• GIVEN TASK: Your task is to transcribe all the entries exactly, excluding pictures.

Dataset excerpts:
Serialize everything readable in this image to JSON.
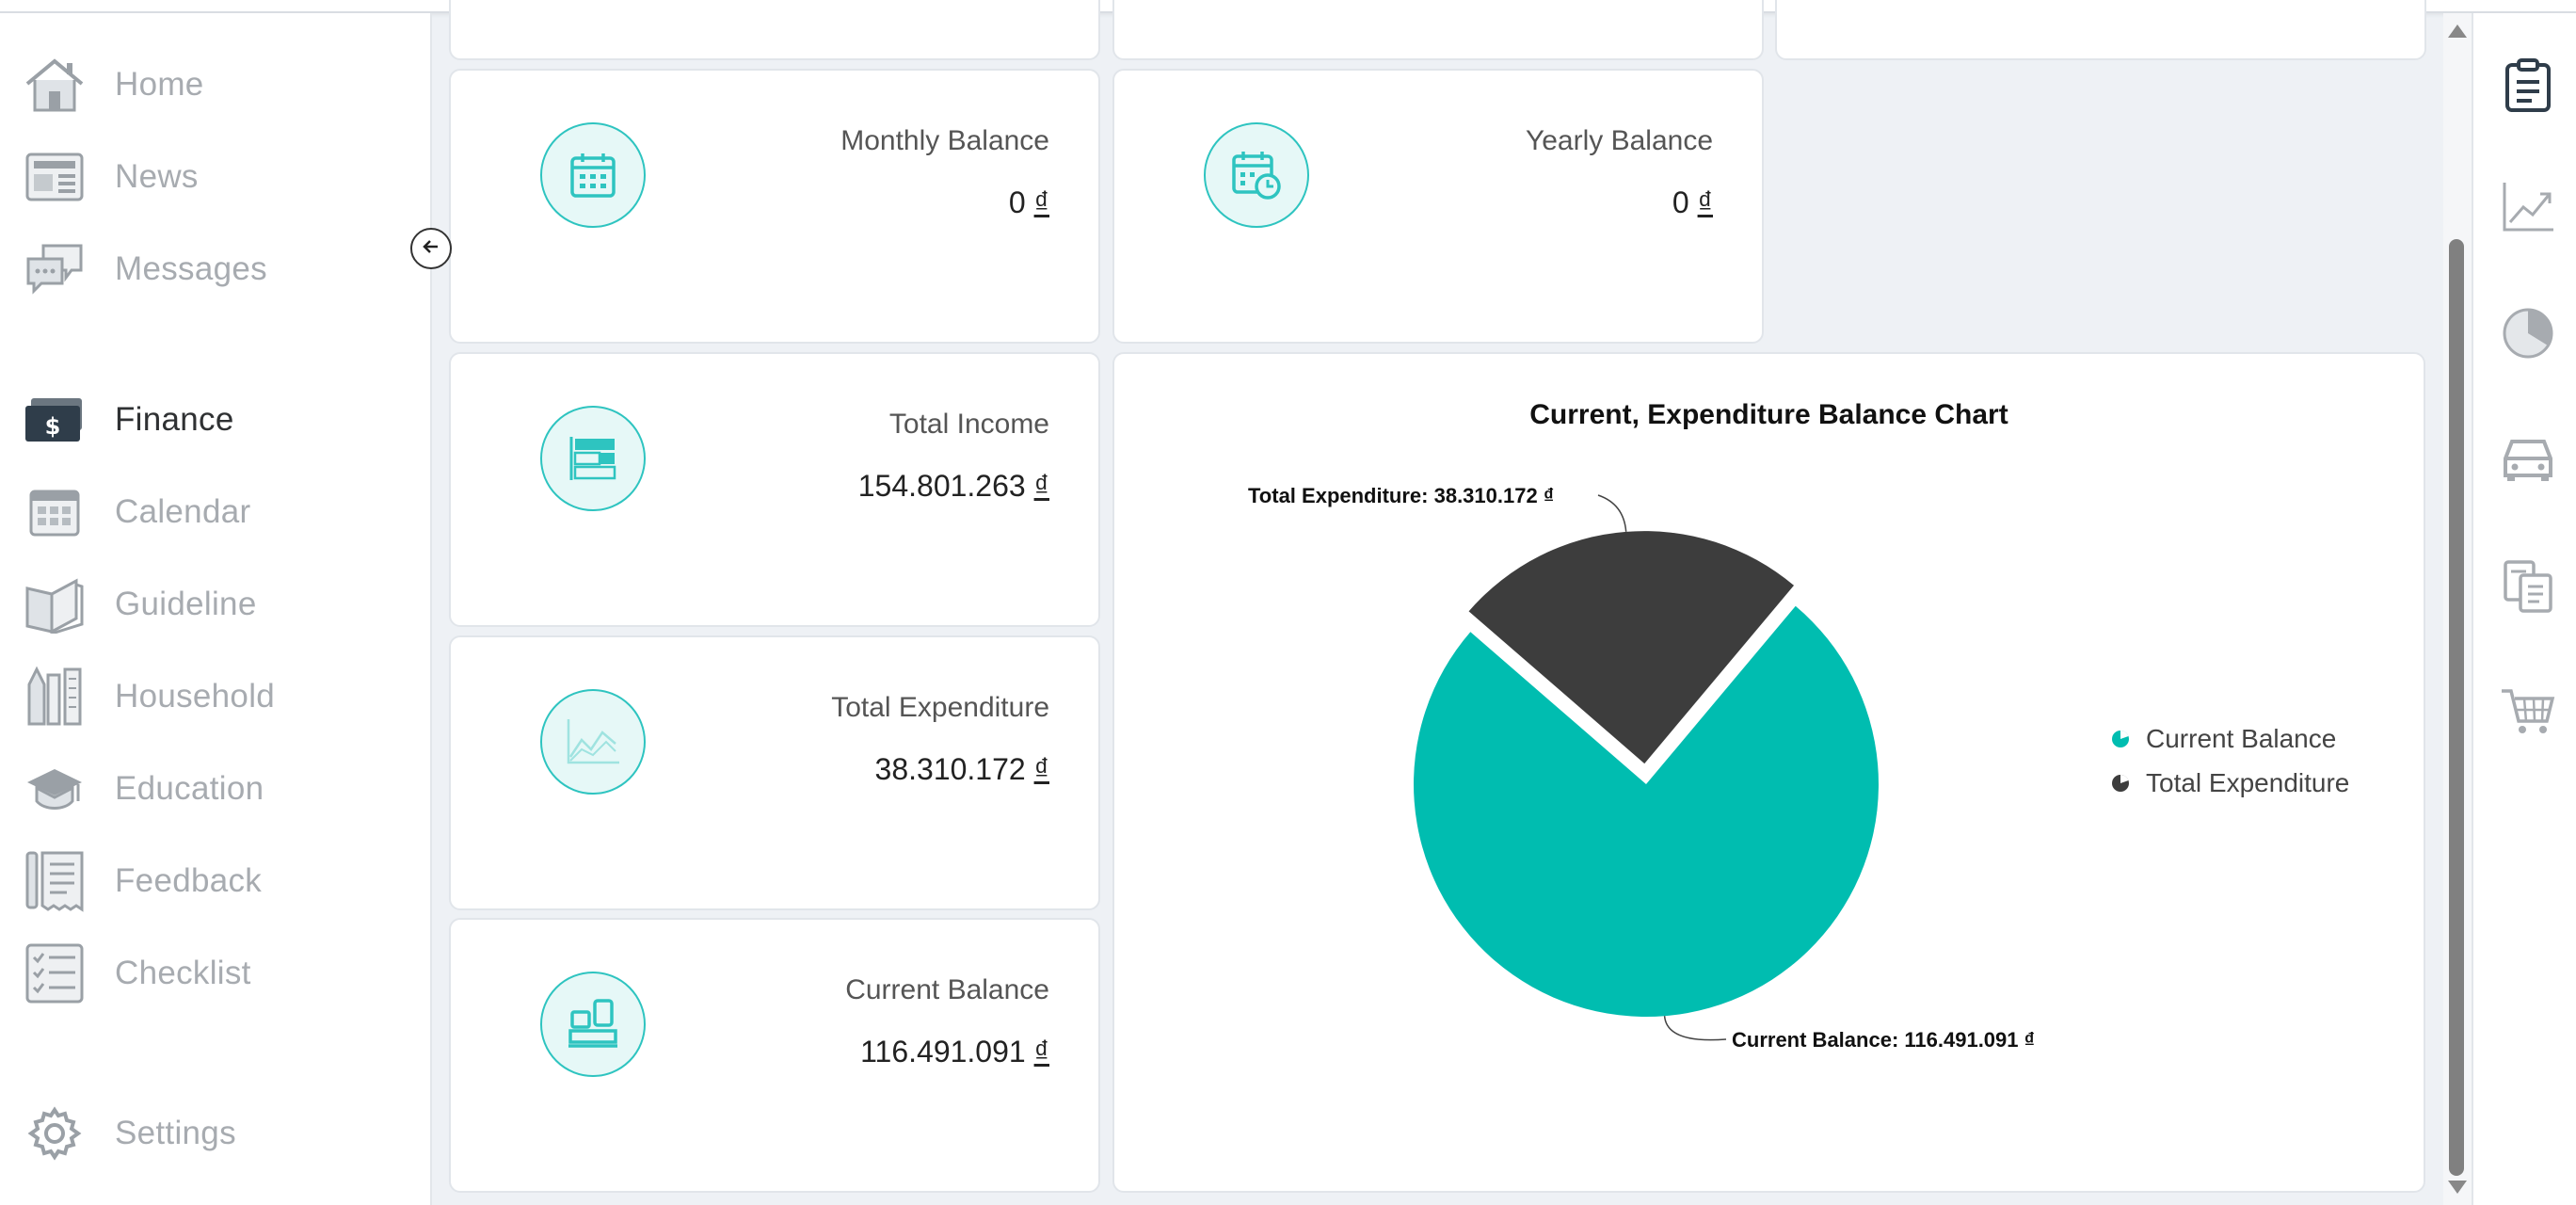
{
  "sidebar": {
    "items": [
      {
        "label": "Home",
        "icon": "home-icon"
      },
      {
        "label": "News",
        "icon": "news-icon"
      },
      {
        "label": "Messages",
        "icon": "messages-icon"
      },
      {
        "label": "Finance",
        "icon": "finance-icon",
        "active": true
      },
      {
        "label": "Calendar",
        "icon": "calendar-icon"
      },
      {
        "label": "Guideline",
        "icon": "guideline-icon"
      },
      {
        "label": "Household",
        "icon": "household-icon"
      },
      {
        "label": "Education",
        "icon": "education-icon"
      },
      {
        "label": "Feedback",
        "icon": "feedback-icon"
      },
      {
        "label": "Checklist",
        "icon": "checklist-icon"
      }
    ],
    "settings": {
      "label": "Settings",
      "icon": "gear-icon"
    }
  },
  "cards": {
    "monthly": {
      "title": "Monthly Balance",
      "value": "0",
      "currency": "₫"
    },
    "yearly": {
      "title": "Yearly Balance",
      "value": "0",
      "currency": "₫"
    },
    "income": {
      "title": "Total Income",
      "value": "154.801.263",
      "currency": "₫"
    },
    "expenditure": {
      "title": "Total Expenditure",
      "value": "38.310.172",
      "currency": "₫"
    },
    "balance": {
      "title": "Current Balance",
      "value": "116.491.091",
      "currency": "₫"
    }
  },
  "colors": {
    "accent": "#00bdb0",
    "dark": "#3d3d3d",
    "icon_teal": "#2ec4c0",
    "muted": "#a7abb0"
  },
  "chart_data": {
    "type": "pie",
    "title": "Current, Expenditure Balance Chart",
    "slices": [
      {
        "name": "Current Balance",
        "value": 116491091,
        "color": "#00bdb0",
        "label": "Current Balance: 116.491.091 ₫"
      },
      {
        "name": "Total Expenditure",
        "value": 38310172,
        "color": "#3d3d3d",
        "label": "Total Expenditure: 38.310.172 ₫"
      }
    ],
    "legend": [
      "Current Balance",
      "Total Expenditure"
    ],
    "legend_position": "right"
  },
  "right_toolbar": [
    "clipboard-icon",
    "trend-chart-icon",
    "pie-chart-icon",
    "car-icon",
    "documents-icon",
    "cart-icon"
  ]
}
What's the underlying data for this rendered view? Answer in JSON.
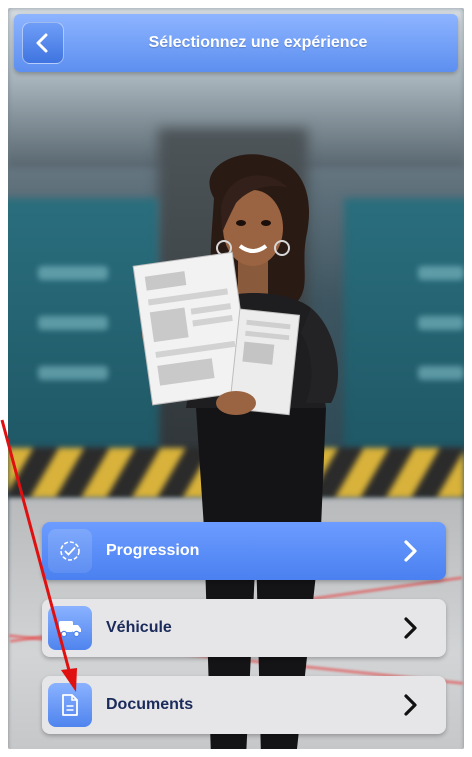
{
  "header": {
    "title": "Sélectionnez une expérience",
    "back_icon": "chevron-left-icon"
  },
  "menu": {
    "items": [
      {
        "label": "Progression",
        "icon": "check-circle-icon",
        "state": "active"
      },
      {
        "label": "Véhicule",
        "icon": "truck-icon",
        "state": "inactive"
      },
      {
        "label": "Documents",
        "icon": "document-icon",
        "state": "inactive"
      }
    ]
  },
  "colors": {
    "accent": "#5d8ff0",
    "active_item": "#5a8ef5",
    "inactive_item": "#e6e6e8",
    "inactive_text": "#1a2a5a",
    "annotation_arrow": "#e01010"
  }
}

• WRITTEN RESPONSE:
Serialize everything readable in this image to JSON.
{
  "sidebar": {
    "items": [
      {
        "label": "Home",
        "icon": "home-icon"
      },
      {
        "label": "News",
        "icon": "news-icon"
      },
      {
        "label": "Messages",
        "icon": "messages-icon"
      },
      {
        "label": "Finance",
        "icon": "finance-icon",
        "active": true
      },
      {
        "label": "Calendar",
        "icon": "calendar-icon"
      },
      {
        "label": "Guideline",
        "icon": "guideline-icon"
      },
      {
        "label": "Household",
        "icon": "household-icon"
      },
      {
        "label": "Education",
        "icon": "education-icon"
      },
      {
        "label": "Feedback",
        "icon": "feedback-icon"
      },
      {
        "label": "Checklist",
        "icon": "checklist-icon"
      }
    ],
    "settings": {
      "label": "Settings",
      "icon": "gear-icon"
    }
  },
  "cards": {
    "monthly": {
      "title": "Monthly Balance",
      "value": "0",
      "currency": "₫"
    },
    "yearly": {
      "title": "Yearly Balance",
      "value": "0",
      "currency": "₫"
    },
    "income": {
      "title": "Total Income",
      "value": "154.801.263",
      "currency": "₫"
    },
    "expenditure": {
      "title": "Total Expenditure",
      "value": "38.310.172",
      "currency": "₫"
    },
    "balance": {
      "title": "Current Balance",
      "value": "116.491.091",
      "currency": "₫"
    }
  },
  "colors": {
    "accent": "#00bdb0",
    "dark": "#3d3d3d",
    "icon_teal": "#2ec4c0",
    "muted": "#a7abb0"
  },
  "chart_data": {
    "type": "pie",
    "title": "Current, Expenditure Balance Chart",
    "slices": [
      {
        "name": "Current Balance",
        "value": 116491091,
        "color": "#00bdb0",
        "label": "Current Balance: 116.491.091 ₫"
      },
      {
        "name": "Total Expenditure",
        "value": 38310172,
        "color": "#3d3d3d",
        "label": "Total Expenditure: 38.310.172 ₫"
      }
    ],
    "legend": [
      "Current Balance",
      "Total Expenditure"
    ],
    "legend_position": "right"
  },
  "right_toolbar": [
    "clipboard-icon",
    "trend-chart-icon",
    "pie-chart-icon",
    "car-icon",
    "documents-icon",
    "cart-icon"
  ]
}
What's the underlying data for this rendered view? Answer in JSON.
{
  "header": {
    "title": "Sélectionnez une expérience",
    "back_icon": "chevron-left-icon"
  },
  "menu": {
    "items": [
      {
        "label": "Progression",
        "icon": "check-circle-icon",
        "state": "active"
      },
      {
        "label": "Véhicule",
        "icon": "truck-icon",
        "state": "inactive"
      },
      {
        "label": "Documents",
        "icon": "document-icon",
        "state": "inactive"
      }
    ]
  },
  "colors": {
    "accent": "#5d8ff0",
    "active_item": "#5a8ef5",
    "inactive_item": "#e6e6e8",
    "inactive_text": "#1a2a5a",
    "annotation_arrow": "#e01010"
  }
}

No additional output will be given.